### [Directions]
Search the material for the string "JSON" and copy each line where it occurs.

[start Given data]

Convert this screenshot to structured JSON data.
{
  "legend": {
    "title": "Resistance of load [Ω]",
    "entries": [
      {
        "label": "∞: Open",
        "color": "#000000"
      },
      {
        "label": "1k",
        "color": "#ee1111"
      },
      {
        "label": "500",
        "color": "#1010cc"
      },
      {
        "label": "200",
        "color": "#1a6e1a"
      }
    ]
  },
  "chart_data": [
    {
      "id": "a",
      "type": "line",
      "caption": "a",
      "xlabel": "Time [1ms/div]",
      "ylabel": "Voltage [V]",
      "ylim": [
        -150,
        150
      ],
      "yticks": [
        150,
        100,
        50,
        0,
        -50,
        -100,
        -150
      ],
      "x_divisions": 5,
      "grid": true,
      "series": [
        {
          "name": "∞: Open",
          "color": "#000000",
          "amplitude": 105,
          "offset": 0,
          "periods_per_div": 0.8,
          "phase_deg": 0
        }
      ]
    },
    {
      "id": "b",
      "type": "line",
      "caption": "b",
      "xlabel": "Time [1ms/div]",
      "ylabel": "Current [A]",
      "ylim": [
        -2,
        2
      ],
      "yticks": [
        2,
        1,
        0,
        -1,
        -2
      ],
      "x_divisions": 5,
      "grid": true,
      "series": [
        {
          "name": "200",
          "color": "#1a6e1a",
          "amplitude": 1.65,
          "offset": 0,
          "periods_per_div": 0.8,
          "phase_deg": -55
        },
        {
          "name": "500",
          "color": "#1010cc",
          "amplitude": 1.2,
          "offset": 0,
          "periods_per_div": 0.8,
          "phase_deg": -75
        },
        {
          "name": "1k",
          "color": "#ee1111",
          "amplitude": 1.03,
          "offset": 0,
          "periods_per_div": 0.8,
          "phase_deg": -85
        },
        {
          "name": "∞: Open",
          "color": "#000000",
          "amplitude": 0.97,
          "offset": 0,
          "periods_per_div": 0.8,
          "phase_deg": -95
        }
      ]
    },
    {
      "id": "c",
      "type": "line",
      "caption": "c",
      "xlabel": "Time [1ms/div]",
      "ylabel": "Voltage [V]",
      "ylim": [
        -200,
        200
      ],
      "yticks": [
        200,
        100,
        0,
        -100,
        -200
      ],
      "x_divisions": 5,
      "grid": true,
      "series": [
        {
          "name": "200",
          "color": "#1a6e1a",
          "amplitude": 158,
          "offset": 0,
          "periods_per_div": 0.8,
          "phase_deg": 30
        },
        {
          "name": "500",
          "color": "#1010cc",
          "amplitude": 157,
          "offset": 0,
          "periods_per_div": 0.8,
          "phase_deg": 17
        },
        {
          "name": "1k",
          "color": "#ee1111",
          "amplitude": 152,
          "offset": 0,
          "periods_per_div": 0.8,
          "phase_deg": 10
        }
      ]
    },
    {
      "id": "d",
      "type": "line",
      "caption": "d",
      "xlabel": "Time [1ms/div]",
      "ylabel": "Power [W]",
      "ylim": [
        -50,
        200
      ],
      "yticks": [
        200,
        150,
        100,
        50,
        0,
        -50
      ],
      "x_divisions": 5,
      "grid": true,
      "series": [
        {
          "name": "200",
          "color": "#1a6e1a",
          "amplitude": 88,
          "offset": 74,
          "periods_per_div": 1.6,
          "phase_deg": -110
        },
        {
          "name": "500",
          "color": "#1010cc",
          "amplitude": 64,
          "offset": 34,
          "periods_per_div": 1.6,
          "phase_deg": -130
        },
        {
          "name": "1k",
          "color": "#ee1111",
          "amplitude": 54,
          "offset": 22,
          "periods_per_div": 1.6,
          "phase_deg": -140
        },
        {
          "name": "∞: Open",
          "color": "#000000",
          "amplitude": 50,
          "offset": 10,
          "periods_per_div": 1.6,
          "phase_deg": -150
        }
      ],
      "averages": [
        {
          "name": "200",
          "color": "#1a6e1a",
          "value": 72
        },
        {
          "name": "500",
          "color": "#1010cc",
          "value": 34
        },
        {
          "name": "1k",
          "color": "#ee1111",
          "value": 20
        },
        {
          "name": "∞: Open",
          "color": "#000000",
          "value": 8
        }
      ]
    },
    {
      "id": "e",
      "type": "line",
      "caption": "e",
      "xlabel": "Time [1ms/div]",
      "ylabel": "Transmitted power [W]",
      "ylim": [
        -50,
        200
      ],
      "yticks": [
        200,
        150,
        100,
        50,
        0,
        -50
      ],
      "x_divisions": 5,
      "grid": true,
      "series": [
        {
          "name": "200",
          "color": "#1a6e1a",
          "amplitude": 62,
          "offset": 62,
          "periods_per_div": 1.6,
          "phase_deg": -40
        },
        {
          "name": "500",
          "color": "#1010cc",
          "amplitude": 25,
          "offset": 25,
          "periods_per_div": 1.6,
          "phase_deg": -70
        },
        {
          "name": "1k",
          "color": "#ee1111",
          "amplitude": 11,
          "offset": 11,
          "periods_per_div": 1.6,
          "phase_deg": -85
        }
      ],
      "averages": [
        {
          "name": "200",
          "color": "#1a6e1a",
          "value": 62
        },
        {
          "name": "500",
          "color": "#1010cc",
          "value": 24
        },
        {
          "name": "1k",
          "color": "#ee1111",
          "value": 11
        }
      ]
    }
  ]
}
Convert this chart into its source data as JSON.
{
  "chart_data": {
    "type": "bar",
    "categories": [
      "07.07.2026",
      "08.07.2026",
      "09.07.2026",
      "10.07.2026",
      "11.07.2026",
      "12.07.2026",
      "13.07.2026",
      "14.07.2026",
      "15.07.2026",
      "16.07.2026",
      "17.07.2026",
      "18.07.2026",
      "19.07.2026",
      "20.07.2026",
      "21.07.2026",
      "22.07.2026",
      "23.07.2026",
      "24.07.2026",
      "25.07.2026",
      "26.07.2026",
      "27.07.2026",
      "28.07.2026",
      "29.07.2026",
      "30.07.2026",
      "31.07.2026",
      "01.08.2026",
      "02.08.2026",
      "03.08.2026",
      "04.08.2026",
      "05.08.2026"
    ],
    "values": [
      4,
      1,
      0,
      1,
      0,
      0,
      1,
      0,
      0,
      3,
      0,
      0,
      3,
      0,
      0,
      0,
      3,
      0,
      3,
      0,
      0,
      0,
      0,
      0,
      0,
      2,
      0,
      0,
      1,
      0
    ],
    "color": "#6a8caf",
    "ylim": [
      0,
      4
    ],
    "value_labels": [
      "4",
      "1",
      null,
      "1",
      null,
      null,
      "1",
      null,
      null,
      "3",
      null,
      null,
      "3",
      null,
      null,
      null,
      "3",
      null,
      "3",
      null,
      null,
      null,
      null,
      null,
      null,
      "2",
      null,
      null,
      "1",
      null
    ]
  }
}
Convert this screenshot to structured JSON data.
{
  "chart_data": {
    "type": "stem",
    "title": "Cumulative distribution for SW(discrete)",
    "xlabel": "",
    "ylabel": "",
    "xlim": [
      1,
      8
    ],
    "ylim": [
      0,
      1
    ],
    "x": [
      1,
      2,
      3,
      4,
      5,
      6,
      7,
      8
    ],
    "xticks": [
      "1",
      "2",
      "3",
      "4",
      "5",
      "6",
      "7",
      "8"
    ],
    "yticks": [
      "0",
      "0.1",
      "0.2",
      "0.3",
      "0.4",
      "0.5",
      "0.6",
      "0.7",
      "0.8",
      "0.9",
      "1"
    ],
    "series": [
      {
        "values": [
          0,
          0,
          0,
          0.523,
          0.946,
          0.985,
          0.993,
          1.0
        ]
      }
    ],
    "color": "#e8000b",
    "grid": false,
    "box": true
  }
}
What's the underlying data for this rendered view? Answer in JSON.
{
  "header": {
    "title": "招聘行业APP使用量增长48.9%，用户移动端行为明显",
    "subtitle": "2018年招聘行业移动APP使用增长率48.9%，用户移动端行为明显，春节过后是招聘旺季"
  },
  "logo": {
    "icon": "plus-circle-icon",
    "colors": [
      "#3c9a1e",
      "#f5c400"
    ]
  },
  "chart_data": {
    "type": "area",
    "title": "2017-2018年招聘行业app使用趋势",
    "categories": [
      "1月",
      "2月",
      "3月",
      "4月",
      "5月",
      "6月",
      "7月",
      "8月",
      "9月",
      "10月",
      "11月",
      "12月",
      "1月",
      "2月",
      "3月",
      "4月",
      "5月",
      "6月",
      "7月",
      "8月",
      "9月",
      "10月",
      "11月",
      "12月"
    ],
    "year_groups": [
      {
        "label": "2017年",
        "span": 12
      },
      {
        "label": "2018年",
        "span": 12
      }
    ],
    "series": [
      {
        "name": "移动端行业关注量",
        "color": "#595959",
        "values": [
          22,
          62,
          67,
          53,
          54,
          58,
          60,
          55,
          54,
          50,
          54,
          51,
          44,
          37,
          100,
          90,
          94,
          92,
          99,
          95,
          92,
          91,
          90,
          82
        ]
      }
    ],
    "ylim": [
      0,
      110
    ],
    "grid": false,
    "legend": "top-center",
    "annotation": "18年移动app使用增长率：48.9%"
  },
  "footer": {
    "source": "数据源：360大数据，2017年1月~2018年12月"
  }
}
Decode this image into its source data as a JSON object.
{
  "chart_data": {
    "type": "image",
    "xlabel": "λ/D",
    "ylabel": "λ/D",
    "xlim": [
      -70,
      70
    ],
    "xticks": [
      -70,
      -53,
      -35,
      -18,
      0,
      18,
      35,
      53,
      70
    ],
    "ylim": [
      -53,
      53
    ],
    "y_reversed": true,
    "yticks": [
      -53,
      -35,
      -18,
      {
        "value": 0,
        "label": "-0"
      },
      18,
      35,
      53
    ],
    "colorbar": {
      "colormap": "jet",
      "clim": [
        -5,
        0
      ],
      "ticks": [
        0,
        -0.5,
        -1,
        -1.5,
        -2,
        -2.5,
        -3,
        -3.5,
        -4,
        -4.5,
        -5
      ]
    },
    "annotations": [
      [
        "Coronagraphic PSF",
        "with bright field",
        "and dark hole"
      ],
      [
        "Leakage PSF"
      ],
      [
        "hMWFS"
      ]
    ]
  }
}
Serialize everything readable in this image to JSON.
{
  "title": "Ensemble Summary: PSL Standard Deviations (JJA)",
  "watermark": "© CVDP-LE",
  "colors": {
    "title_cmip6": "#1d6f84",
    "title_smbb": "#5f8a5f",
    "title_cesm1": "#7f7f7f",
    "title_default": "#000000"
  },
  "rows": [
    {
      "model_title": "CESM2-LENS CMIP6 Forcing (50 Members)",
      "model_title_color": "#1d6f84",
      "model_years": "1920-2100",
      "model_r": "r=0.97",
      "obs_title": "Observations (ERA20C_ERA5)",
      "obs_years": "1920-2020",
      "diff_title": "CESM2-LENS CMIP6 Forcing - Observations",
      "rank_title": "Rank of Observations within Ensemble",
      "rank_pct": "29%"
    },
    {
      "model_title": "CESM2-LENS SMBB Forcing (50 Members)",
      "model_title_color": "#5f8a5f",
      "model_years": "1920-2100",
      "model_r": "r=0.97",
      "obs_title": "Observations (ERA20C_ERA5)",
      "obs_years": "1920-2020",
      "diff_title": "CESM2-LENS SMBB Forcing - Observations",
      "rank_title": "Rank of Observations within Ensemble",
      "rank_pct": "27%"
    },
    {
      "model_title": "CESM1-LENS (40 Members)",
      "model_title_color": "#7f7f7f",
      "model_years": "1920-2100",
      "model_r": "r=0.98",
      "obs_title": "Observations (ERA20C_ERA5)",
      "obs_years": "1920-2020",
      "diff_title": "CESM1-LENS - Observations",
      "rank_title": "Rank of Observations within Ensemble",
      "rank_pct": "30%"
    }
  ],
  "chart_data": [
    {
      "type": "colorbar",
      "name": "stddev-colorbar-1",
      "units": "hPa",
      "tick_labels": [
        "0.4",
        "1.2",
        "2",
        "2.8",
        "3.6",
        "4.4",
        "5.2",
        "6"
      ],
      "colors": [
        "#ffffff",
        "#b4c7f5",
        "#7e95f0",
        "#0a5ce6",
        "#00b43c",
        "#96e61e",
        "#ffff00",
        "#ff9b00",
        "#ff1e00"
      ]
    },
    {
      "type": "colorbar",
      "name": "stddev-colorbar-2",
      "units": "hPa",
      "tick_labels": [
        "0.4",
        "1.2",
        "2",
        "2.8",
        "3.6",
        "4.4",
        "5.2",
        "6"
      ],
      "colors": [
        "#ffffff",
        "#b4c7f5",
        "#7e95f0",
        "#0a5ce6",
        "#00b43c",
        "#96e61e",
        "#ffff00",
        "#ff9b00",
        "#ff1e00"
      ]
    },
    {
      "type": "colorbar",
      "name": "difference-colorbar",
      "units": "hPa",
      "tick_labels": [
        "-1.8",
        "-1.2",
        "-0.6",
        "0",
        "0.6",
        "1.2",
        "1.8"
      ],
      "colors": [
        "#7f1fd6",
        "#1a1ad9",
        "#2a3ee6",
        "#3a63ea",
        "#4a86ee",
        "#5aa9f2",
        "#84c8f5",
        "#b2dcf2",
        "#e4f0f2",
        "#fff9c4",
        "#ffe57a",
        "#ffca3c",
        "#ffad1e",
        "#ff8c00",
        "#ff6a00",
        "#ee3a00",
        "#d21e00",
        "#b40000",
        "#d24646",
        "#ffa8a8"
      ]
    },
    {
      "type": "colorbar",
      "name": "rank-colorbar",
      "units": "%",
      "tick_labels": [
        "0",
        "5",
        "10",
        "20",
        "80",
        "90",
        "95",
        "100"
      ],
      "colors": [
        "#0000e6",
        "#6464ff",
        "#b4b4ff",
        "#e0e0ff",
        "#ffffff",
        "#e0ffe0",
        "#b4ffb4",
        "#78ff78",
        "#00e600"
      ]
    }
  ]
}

[end Given data]

### [Written solution]
Convert this screenshot to structured JSON data.
Convert this chart into its source data as JSON.
Convert this screenshot to structured JSON data.
What's the underlying data for this rendered view? Answer in JSON.
Decode this image into its source data as a JSON object.
Serialize everything readable in this image to JSON.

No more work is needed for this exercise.